* _Entries shown_:
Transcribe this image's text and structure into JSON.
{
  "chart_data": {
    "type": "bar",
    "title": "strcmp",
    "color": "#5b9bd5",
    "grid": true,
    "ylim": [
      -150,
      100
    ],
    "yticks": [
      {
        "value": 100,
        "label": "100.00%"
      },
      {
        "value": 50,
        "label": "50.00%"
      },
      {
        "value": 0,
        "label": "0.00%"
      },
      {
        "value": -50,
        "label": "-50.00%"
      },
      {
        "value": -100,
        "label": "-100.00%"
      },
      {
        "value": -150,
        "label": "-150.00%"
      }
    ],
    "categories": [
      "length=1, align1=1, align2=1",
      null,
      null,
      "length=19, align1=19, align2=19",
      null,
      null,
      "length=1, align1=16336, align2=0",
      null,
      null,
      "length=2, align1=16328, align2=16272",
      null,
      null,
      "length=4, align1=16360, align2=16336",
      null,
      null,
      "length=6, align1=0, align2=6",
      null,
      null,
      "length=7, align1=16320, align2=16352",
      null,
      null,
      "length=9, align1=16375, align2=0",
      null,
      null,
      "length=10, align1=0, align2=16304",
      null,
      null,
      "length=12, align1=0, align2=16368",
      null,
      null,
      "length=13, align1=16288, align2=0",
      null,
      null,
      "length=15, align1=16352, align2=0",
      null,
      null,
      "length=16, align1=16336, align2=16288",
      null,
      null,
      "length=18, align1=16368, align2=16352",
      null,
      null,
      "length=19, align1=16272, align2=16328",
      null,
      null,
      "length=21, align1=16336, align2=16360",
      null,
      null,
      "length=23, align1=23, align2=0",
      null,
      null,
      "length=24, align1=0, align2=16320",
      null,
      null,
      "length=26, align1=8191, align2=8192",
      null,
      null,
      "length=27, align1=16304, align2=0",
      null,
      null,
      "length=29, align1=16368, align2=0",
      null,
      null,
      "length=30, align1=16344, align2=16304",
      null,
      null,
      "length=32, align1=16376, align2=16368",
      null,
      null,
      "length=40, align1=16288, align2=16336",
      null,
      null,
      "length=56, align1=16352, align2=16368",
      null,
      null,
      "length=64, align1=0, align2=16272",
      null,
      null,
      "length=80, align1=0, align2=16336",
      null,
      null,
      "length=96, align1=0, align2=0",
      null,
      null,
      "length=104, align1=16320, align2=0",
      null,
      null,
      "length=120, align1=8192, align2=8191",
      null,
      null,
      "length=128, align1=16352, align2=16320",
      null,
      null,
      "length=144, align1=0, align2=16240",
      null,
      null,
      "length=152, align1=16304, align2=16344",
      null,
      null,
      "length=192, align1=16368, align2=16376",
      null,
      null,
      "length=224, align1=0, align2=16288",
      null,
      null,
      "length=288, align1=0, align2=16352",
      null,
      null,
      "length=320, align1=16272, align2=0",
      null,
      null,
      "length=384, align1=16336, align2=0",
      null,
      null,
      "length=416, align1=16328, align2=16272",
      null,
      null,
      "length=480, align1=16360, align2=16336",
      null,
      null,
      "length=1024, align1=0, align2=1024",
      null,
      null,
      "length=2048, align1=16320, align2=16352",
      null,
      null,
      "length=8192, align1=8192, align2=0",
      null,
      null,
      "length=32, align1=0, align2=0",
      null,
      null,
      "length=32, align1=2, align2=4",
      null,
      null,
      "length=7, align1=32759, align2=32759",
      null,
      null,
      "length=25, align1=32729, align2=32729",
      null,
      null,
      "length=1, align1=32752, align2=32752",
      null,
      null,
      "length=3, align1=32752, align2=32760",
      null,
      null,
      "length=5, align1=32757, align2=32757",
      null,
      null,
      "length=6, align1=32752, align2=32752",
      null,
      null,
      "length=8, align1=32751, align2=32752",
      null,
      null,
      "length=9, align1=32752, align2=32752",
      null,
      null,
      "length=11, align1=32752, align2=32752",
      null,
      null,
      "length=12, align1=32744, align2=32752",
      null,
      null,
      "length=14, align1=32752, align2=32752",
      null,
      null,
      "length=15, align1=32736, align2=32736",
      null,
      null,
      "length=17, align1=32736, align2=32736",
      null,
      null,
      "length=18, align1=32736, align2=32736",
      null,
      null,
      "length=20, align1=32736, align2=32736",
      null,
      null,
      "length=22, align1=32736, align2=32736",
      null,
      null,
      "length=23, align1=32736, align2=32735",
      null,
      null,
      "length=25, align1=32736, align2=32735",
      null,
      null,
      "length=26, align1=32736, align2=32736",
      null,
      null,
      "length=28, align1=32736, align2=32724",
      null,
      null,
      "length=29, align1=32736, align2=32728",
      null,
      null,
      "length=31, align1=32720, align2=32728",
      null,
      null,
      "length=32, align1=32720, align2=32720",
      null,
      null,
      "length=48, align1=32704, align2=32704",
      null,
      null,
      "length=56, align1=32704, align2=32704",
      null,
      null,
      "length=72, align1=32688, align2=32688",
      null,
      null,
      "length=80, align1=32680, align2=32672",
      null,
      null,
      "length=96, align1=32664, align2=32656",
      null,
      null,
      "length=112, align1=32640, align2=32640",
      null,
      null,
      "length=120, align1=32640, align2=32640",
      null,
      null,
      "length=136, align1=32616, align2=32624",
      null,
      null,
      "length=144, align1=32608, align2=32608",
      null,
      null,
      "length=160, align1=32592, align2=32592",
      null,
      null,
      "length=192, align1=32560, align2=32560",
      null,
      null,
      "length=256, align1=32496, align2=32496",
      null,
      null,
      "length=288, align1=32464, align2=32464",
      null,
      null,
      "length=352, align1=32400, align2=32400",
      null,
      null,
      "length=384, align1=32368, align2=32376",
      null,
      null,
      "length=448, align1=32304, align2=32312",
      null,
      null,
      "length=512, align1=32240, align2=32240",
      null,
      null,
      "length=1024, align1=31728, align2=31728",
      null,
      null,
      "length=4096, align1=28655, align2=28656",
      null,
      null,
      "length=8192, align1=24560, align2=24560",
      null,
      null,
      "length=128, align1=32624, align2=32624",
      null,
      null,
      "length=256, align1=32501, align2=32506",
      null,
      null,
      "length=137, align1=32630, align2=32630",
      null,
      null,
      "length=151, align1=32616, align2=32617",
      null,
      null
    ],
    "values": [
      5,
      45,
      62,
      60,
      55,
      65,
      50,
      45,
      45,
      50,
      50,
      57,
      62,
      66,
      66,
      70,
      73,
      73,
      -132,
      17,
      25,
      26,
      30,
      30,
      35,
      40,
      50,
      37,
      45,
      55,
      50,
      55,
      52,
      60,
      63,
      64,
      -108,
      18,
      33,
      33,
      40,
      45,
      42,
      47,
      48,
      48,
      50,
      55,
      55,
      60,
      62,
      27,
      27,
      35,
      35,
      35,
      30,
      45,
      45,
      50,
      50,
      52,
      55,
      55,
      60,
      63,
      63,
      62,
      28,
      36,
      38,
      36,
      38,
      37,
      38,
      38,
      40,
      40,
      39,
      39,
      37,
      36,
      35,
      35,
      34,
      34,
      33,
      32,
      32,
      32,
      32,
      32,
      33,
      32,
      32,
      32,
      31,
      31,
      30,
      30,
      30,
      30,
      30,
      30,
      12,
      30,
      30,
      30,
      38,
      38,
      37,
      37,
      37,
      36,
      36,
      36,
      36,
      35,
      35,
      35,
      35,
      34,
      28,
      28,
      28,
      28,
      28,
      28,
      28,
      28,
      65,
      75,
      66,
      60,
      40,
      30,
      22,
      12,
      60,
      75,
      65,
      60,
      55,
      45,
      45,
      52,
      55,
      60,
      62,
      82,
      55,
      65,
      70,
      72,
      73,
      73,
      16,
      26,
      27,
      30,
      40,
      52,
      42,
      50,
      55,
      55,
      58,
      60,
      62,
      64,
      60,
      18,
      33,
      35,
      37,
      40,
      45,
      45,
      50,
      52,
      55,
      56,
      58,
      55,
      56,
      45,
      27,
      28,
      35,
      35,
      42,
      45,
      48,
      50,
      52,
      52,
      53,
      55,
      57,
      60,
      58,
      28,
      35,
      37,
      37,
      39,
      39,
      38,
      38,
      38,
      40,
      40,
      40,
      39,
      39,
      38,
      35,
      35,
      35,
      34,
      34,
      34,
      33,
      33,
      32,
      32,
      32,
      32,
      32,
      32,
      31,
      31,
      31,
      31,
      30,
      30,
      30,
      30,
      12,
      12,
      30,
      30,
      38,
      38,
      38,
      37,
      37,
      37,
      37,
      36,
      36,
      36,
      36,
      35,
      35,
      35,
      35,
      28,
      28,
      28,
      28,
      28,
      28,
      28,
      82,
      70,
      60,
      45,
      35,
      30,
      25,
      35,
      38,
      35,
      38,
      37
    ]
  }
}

* _Objective_:
Copy out every line holding the string "label".

* _Answer to the problem_:
        "label": "100.00%"
        "label": "50.00%"
        "label": "0.00%"
        "label": "-50.00%"
        "label": "-100.00%"
        "label": "-150.00%"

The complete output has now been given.